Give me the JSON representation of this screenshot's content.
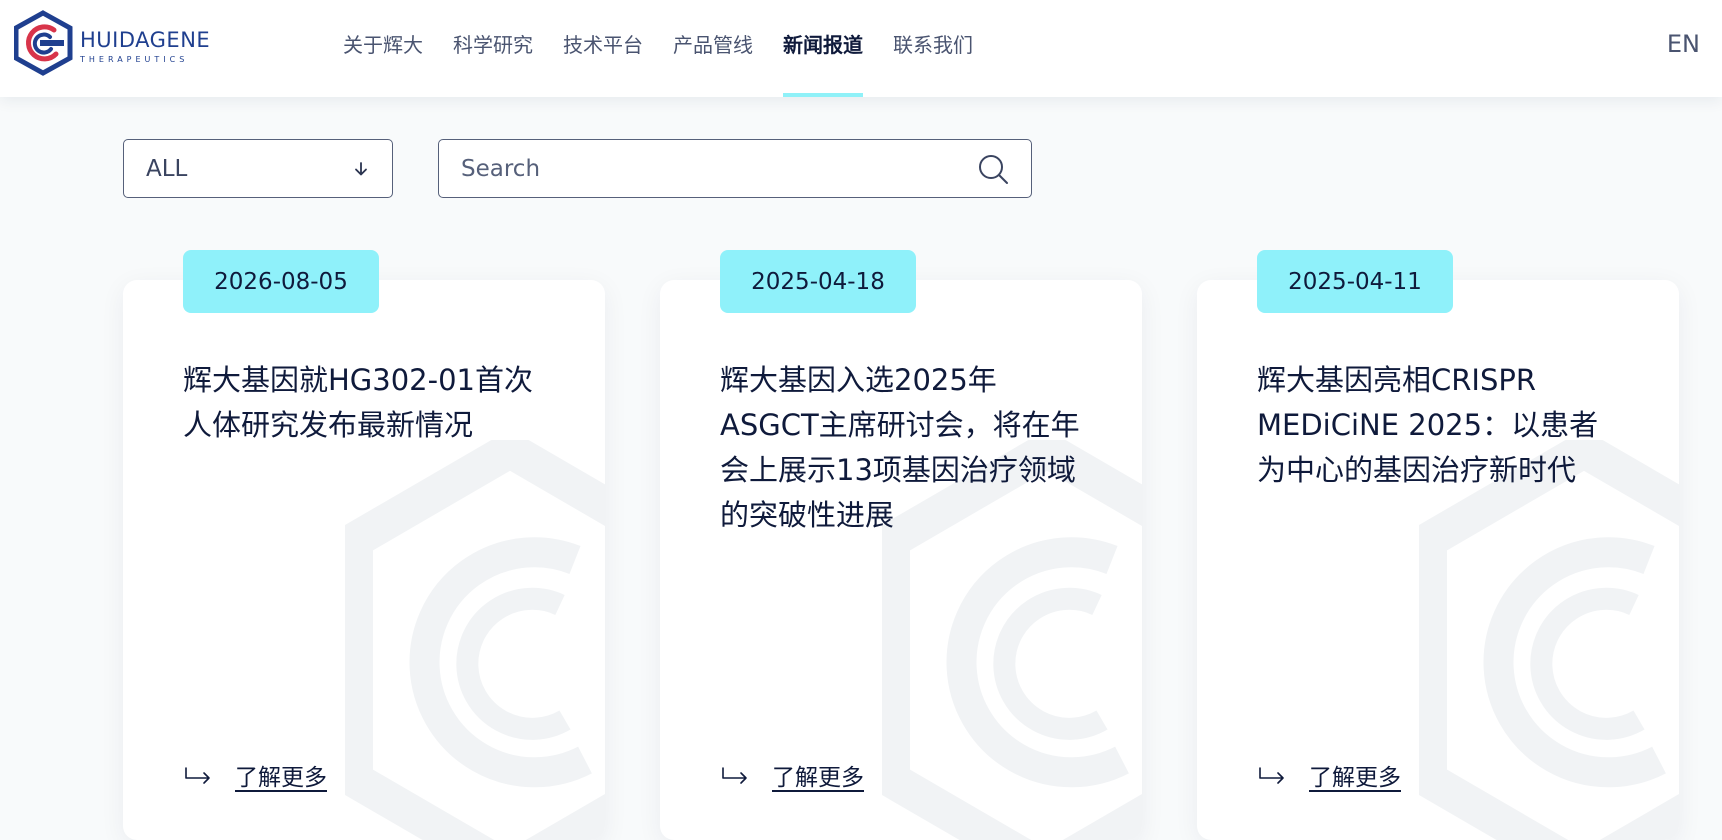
{
  "brand": {
    "name": "HUIDAGENE",
    "tagline": "THERAPEUTICS"
  },
  "nav": {
    "items": [
      {
        "label": "关于辉大"
      },
      {
        "label": "科学研究"
      },
      {
        "label": "技术平台"
      },
      {
        "label": "产品管线"
      },
      {
        "label": "新闻报道"
      },
      {
        "label": "联系我们"
      }
    ],
    "active_index": 4,
    "lang_label": "EN"
  },
  "filter": {
    "category_value": "ALL",
    "search_placeholder": "Search"
  },
  "news": [
    {
      "date": "2026-08-05",
      "title": "辉大基因就HG302-01首次人体研究发布最新情况",
      "more_label": "了解更多"
    },
    {
      "date": "2025-04-18",
      "title": "辉大基因入选2025年ASGCT主席研讨会，将在年会上展示13项基因治疗领域的突破性进展",
      "more_label": "了解更多"
    },
    {
      "date": "2025-04-11",
      "title": "辉大基因亮相CRISPR MEDiCiNE 2025：以患者为中心的基因治疗新时代",
      "more_label": "了解更多"
    }
  ],
  "colors": {
    "accent": "#8ff1fa",
    "text_dark": "#0f1a3b",
    "brand_blue": "#1f3f8f",
    "brand_red": "#d8344a"
  },
  "icons": {
    "logo": "hexagon-g-logo-icon",
    "dropdown": "chevron-down-icon",
    "search": "search-icon",
    "more": "return-arrow-icon"
  }
}
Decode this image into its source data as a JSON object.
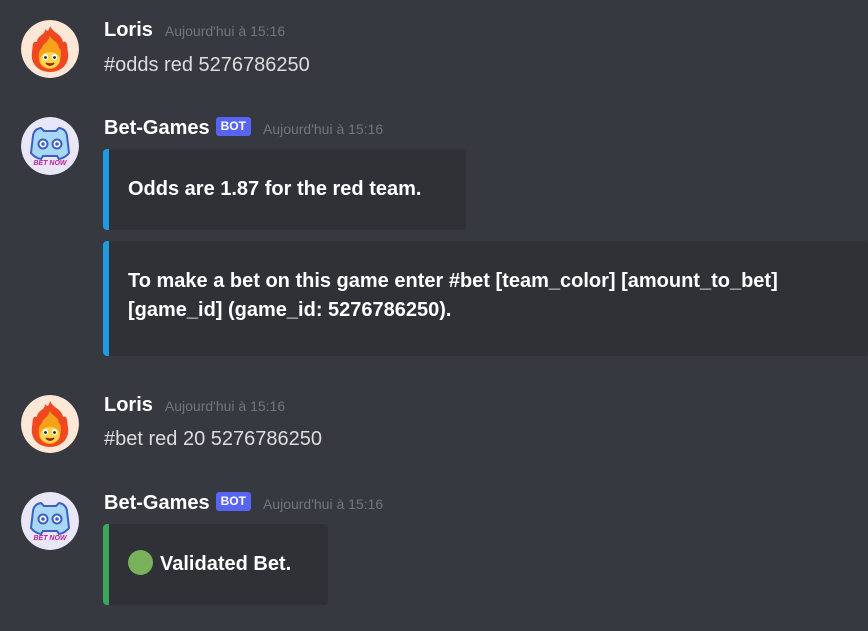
{
  "messages": [
    {
      "author": "Loris",
      "timestamp": "Aujourd'hui à 15:16",
      "text": "#odds red 5276786250",
      "avatar_icon": "fire-character-icon"
    },
    {
      "author": "Bet-Games",
      "bot_tag": "BOT",
      "timestamp": "Aujourd'hui à 15:16",
      "avatar_icon": "bet-now-bot-icon",
      "avatar_text": "BET NOW",
      "embeds": [
        {
          "text": "Odds are 1.87 for the red team.",
          "color": "#1e9ae0"
        },
        {
          "text": "To make a bet on this game enter #bet [team_color] [amount_to_bet] [game_id] (game_id: 5276786250).",
          "color": "#1e9ae0"
        }
      ]
    },
    {
      "author": "Loris",
      "timestamp": "Aujourd'hui à 15:16",
      "text": "#bet red 20 5276786250",
      "avatar_icon": "fire-character-icon"
    },
    {
      "author": "Bet-Games",
      "bot_tag": "BOT",
      "timestamp": "Aujourd'hui à 15:16",
      "avatar_icon": "bet-now-bot-icon",
      "avatar_text": "BET NOW",
      "embeds": [
        {
          "text": "Validated Bet.",
          "color": "#3ba55c",
          "status_icon": "green-circle-icon"
        }
      ]
    }
  ],
  "colors": {
    "background": "#36393f",
    "embed_background": "#2f3136",
    "bot_tag": "#5865f2",
    "timestamp": "#72767d"
  }
}
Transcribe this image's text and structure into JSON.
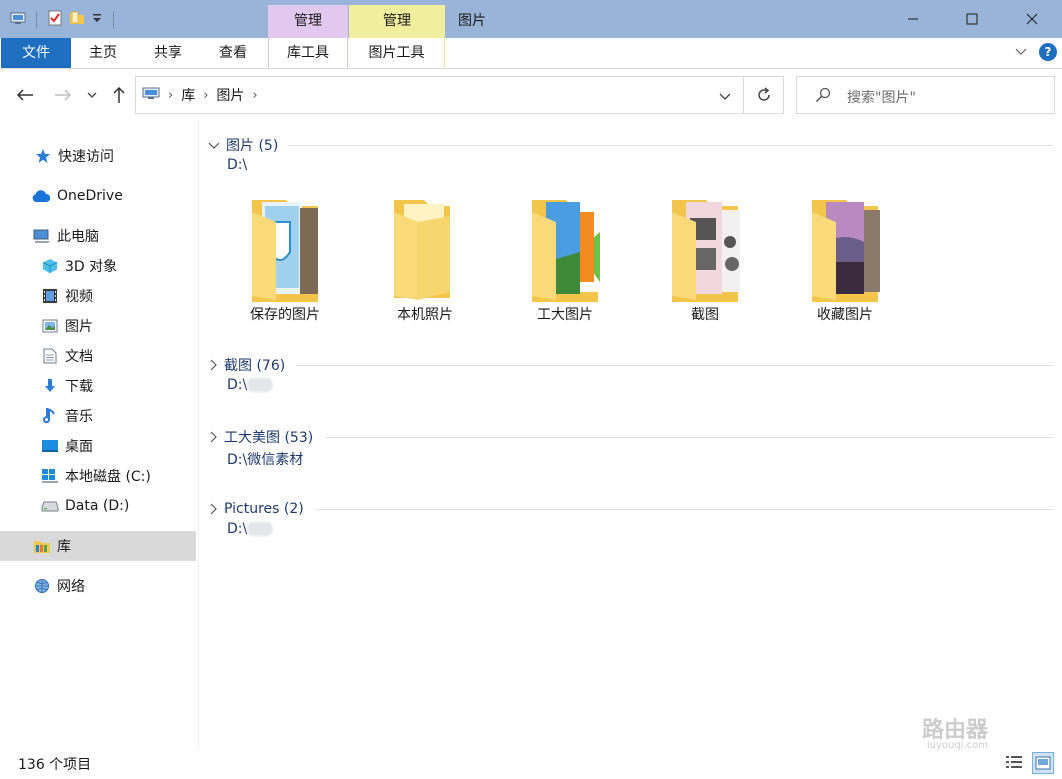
{
  "window": {
    "title": "图片",
    "context_tab_manage_library": "管理",
    "context_tab_manage_pictures": "管理",
    "minimize_glyph": "─",
    "maximize_glyph": "☐",
    "close_glyph": "✕"
  },
  "ribbon": {
    "tabs": [
      "文件",
      "主页",
      "共享",
      "查看",
      "库工具",
      "图片工具"
    ],
    "help_glyph": "?"
  },
  "address": {
    "crumbs": [
      "库",
      "图片"
    ],
    "search_placeholder": "搜索\"图片\""
  },
  "sidebar": {
    "items": [
      {
        "label": "快速访问",
        "icon": "star-icon"
      },
      {
        "label": "OneDrive",
        "icon": "cloud-icon"
      },
      {
        "label": "此电脑",
        "icon": "computer-icon"
      },
      {
        "label": "3D 对象",
        "icon": "cube-icon"
      },
      {
        "label": "视频",
        "icon": "film-icon"
      },
      {
        "label": "图片",
        "icon": "pictures-icon"
      },
      {
        "label": "文档",
        "icon": "document-icon"
      },
      {
        "label": "下载",
        "icon": "download-icon"
      },
      {
        "label": "音乐",
        "icon": "music-icon"
      },
      {
        "label": "桌面",
        "icon": "desktop-icon"
      },
      {
        "label": "本地磁盘 (C:)",
        "icon": "windows-drive-icon"
      },
      {
        "label": "Data (D:)",
        "icon": "drive-icon"
      },
      {
        "label": "库",
        "icon": "library-icon"
      },
      {
        "label": "网络",
        "icon": "network-icon"
      }
    ],
    "selected": "库"
  },
  "groups": [
    {
      "title": "图片 (5)",
      "path": "D:\\",
      "expanded": true
    },
    {
      "title": "截图 (76)",
      "path": "D:\\",
      "expanded": false
    },
    {
      "title": "工大美图 (53)",
      "path": "D:\\微信素材",
      "expanded": false
    },
    {
      "title": "Pictures (2)",
      "path": "D:\\",
      "expanded": false
    }
  ],
  "folders": [
    {
      "label": "保存的图片"
    },
    {
      "label": "本机照片"
    },
    {
      "label": "工大图片"
    },
    {
      "label": "截图"
    },
    {
      "label": "收藏图片"
    }
  ],
  "status": {
    "count": "136 个项目"
  },
  "watermark": {
    "text": "路由器",
    "sub": "luyouqi.com"
  },
  "colors": {
    "titlebar": "#99b4d8",
    "file_tab": "#1f6fc1",
    "context_purple": "#e0c8ee",
    "context_yellow": "#f1ee9e",
    "group_title": "#1e3a6e",
    "folder_yellow": "#f7d670"
  }
}
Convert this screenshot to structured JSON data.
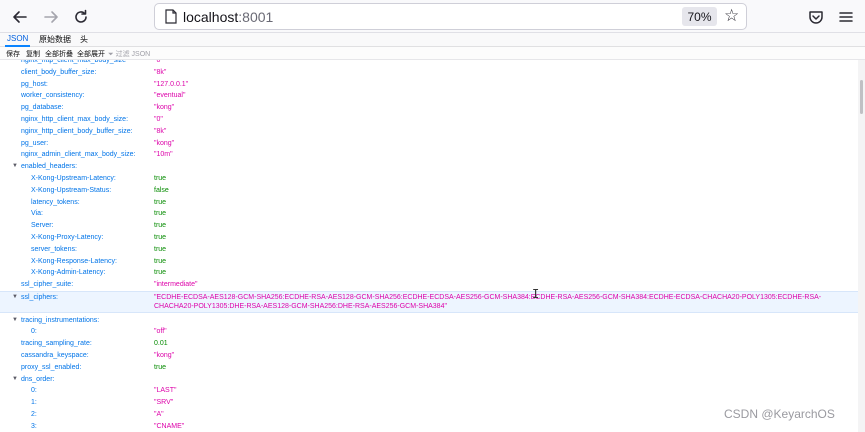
{
  "browser": {
    "url_host": "localhost",
    "url_port": ":8001",
    "zoom": "70%"
  },
  "tabs": [
    {
      "label": "JSON",
      "active": true
    },
    {
      "label": "原始数据",
      "active": false
    },
    {
      "label": "头",
      "active": false
    }
  ],
  "toolbar": {
    "save": "保存",
    "copy": "复制",
    "collapse_all": "全部折叠",
    "expand_all": "全部展开",
    "filter_placeholder": "过滤 JSON"
  },
  "rows": [
    {
      "key": "nginx_http_client_max_body_size",
      "value": "\"0\"",
      "type": "str",
      "indent": 1,
      "y": -5
    },
    {
      "key": "client_body_buffer_size:",
      "value": "\"8k\"",
      "type": "str",
      "indent": 1
    },
    {
      "key": "pg_host:",
      "value": "\"127.0.0.1\"",
      "type": "str",
      "indent": 1
    },
    {
      "key": "worker_consistency:",
      "value": "\"eventual\"",
      "type": "str",
      "indent": 1
    },
    {
      "key": "pg_database:",
      "value": "\"kong\"",
      "type": "str",
      "indent": 1
    },
    {
      "key": "nginx_http_client_max_body_size:",
      "value": "\"0\"",
      "type": "str",
      "indent": 1
    },
    {
      "key": "nginx_http_client_body_buffer_size:",
      "value": "\"8k\"",
      "type": "str",
      "indent": 1
    },
    {
      "key": "pg_user:",
      "value": "\"kong\"",
      "type": "str",
      "indent": 1
    },
    {
      "key": "nginx_admin_client_max_body_size:",
      "value": "\"10m\"",
      "type": "str",
      "indent": 1
    },
    {
      "key": "enabled_headers:",
      "value": "",
      "type": "obj",
      "indent": 1,
      "expanded": true
    },
    {
      "key": "X-Kong-Upstream-Latency:",
      "value": "true",
      "type": "bool",
      "indent": 2
    },
    {
      "key": "X-Kong-Upstream-Status:",
      "value": "false",
      "type": "bool",
      "indent": 2
    },
    {
      "key": "latency_tokens:",
      "value": "true",
      "type": "bool",
      "indent": 2
    },
    {
      "key": "Via:",
      "value": "true",
      "type": "bool",
      "indent": 2
    },
    {
      "key": "Server:",
      "value": "true",
      "type": "bool",
      "indent": 2
    },
    {
      "key": "X-Kong-Proxy-Latency:",
      "value": "true",
      "type": "bool",
      "indent": 2
    },
    {
      "key": "server_tokens:",
      "value": "true",
      "type": "bool",
      "indent": 2
    },
    {
      "key": "X-Kong-Response-Latency:",
      "value": "true",
      "type": "bool",
      "indent": 2
    },
    {
      "key": "X-Kong-Admin-Latency:",
      "value": "true",
      "type": "bool",
      "indent": 2
    },
    {
      "key": "ssl_cipher_suite:",
      "value": "\"intermediate\"",
      "type": "str",
      "indent": 1
    },
    {
      "key": "ssl_ciphers:",
      "value": "\"ECDHE-ECDSA-AES128-GCM-SHA256:ECDHE-RSA-AES128-GCM-SHA256:ECDHE-ECDSA-AES256-GCM-SHA384:ECDHE-RSA-AES256-GCM-SHA384:ECDHE-ECDSA-CHACHA20-POLY1305:ECDHE-RSA-CHACHA20-POLY1305:DHE-RSA-AES128-GCM-SHA256:DHE-RSA-AES256-GCM-SHA384\"",
      "type": "str",
      "indent": 1,
      "highlight": true,
      "expanded": true
    },
    {
      "key": "tracing_instrumentations:",
      "value": "",
      "type": "obj",
      "indent": 1,
      "expanded": true
    },
    {
      "key": "0:",
      "value": "\"off\"",
      "type": "str",
      "indent": 2
    },
    {
      "key": "tracing_sampling_rate:",
      "value": "0.01",
      "type": "num",
      "indent": 1
    },
    {
      "key": "cassandra_keyspace:",
      "value": "\"kong\"",
      "type": "str",
      "indent": 1
    },
    {
      "key": "proxy_ssl_enabled:",
      "value": "true",
      "type": "bool",
      "indent": 1
    },
    {
      "key": "dns_order:",
      "value": "",
      "type": "obj",
      "indent": 1,
      "expanded": true
    },
    {
      "key": "0:",
      "value": "\"LAST\"",
      "type": "str",
      "indent": 2
    },
    {
      "key": "1:",
      "value": "\"SRV\"",
      "type": "str",
      "indent": 2
    },
    {
      "key": "2:",
      "value": "\"A\"",
      "type": "str",
      "indent": 2
    },
    {
      "key": "3:",
      "value": "\"CNAME\"",
      "type": "str",
      "indent": 2
    }
  ],
  "watermark": "CSDN @KeyarchOS"
}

-=-=-

To do - Please list every line of the records that contains "screenshot".

Full answer -
Give me the JSON representation of this screenshot's content.
Convert this screenshot to structured JSON data.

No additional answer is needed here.